— start Page —

Here is a delicious late summer side dish bursting with fresh flavors. This dish would go well with a grilled entrée.
Course Main Course
Keyword Basil, Cherry Tomatoes, Gound Black Pepper, Olive Oil, Oregano, Parmesan Cheese, Salt, Spaghetti Squash
Cooking Method Microwave
Prep Time 10 minutes
Cook Time 15 minutes
Total Time 25 minutes
Servings 4
Calories 123kcal
Author SNAP-ED NY

Equipment

  • Microwave
  • Large Mixing Bowl

Ingredients

  • 1 Spaghetti Squash
  • 1 Tablespoon Olive Oil
  • 2 Tablespoons Parmesan Cheese
  • ¼ teaspoon Dried Oregano
  • 2 teaspoons Dried Basil Or ½ cup fresh basil, chopped
  • 1 cup Cherry Tomatoes Thinly sliced
  • Salt & Pepper To taste

Instructions

  • Place the 2 squash halves, cut side down, in glass baking dish. Add about 1/4 cup water and cover with plastic wrap. Microwave on high 12 minutes or until soft when pressed. Let stand covered for 3 minutes.

— end Page —
— start The records —

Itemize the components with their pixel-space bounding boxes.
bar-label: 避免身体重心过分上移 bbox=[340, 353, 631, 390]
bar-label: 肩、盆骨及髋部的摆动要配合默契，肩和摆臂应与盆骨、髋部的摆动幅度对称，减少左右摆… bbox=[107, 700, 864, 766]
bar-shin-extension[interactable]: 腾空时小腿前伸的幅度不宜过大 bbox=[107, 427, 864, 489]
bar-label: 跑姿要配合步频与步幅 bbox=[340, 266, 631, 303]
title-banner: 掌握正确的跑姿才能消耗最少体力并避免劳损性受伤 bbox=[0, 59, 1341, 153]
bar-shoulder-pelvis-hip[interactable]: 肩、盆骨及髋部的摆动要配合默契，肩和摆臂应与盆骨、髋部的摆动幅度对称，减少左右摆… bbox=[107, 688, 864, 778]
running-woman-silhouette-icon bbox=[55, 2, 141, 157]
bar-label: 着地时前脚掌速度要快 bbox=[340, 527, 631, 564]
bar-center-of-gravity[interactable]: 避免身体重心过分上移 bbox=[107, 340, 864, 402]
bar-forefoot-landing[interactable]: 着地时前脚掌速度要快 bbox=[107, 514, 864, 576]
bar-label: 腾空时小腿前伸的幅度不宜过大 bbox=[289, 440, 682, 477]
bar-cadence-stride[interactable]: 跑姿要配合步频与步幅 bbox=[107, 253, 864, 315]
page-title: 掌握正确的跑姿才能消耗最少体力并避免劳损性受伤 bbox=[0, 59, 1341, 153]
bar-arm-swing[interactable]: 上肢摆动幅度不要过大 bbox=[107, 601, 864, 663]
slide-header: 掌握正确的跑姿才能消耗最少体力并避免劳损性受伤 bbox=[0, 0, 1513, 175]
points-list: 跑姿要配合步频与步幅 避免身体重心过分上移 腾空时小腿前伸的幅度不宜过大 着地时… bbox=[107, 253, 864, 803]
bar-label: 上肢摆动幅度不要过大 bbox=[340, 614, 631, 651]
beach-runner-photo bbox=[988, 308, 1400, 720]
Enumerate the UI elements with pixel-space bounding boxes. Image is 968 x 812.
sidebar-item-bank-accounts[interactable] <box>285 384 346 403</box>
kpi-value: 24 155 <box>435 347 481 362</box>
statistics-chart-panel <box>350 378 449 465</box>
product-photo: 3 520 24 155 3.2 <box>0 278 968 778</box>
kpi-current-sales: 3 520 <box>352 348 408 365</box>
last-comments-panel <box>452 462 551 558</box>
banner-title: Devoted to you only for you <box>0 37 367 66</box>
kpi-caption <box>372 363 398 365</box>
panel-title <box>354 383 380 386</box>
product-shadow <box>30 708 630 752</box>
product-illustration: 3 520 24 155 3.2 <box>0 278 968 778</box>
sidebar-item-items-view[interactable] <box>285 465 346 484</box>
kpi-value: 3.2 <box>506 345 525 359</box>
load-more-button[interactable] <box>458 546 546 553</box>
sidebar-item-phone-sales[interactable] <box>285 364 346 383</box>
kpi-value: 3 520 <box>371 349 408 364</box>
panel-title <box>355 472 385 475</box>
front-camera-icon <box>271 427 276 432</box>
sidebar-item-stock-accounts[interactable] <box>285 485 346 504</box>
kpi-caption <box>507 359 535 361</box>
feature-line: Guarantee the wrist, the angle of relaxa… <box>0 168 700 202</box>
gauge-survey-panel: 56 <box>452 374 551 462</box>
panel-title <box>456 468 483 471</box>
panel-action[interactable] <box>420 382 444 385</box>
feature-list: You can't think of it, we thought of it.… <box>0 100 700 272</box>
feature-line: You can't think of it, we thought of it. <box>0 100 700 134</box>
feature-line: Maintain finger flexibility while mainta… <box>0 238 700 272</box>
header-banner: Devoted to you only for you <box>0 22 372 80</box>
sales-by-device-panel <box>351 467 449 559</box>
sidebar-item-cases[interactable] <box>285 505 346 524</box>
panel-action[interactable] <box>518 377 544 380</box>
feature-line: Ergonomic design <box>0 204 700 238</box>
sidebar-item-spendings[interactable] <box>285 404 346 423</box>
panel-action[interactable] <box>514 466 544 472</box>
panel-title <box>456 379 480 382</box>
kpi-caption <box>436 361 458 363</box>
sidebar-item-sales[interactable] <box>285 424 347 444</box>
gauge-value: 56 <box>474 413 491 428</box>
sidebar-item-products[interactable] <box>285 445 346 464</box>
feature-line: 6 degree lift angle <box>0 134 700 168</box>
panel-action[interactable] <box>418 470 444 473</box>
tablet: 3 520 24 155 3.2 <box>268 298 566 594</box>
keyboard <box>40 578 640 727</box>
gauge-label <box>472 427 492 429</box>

— end The records —

- [Work instructions]
1 > Answer these questions about the recipe:
(a) What is the total time?
(b) How much olive oil is called for?
(c) How long are the squash halves microwaved on high?
2 > Copy the part of the listing that opens with its first line and closes with the line containing "bar-label: 跑姿要配合步频与步幅 bbox=[340, 266, 631, 303]".

- [Task responses]
1 >
(a) 25 minutes
(b) 1 tablespoon
(c) 12 minutes, or until soft when pressed

2 >
Itemize the components with their pixel-space bounding boxes.
bar-label: 避免身体重心过分上移 bbox=[340, 353, 631, 390]
bar-label: 肩、盆骨及髋部的摆动要配合默契，肩和摆臂应与盆骨、髋部的摆动幅度对称，减少左右摆… bbox=[107, 700, 864, 766]
bar-shin-extension[interactable]: 腾空时小腿前伸的幅度不宜过大 bbox=[107, 427, 864, 489]
bar-label: 跑姿要配合步频与步幅 bbox=[340, 266, 631, 303]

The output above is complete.